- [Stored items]
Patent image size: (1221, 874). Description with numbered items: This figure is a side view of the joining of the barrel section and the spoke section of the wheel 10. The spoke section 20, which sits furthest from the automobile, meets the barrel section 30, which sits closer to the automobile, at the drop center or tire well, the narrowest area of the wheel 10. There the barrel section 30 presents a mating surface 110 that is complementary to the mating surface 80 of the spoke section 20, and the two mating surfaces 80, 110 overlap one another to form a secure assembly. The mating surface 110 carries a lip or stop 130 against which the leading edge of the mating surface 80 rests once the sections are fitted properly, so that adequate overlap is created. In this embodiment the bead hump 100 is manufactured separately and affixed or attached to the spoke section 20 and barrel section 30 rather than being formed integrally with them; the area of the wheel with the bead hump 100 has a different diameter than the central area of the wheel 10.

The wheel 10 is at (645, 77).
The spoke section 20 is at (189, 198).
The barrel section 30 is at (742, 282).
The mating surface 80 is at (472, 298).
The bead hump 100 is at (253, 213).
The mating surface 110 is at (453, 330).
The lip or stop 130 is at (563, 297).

- [The exercise] Reproduce the records above, changing "automobile" to "vehicle" and leaving every other word untouched.

- [Written solution]
Patent image size: (1221, 874). Description with numbered items: This figure is a side view of the joining of the barrel section and the spoke section of the wheel 10. The spoke section 20, which sits furthest from the vehicle, meets the barrel section 30, which sits closer to the vehicle, at the drop center or tire well, the narrowest area of the wheel 10. There the barrel section 30 presents a mating surface 110 that is complementary to the mating surface 80 of the spoke section 20, and the two mating surfaces 80, 110 overlap one another to form a secure assembly. The mating surface 110 carries a lip or stop 130 against which the leading edge of the mating surface 80 rests once the sections are fitted properly, so that adequate overlap is created. In this embodiment the bead hump 100 is manufactured separately and affixed or attached to the spoke section 20 and barrel section 30 rather than being formed integrally with them; the area of the wheel with the bead hump 100 has a different diameter than the central area of the wheel 10.

The wheel 10 is at (645, 77).
The spoke section 20 is at (189, 198).
The barrel section 30 is at (742, 282).
The mating surface 80 is at (472, 298).
The bead hump 100 is at (253, 213).
The mating surface 110 is at (453, 330).
The lip or stop 130 is at (563, 297).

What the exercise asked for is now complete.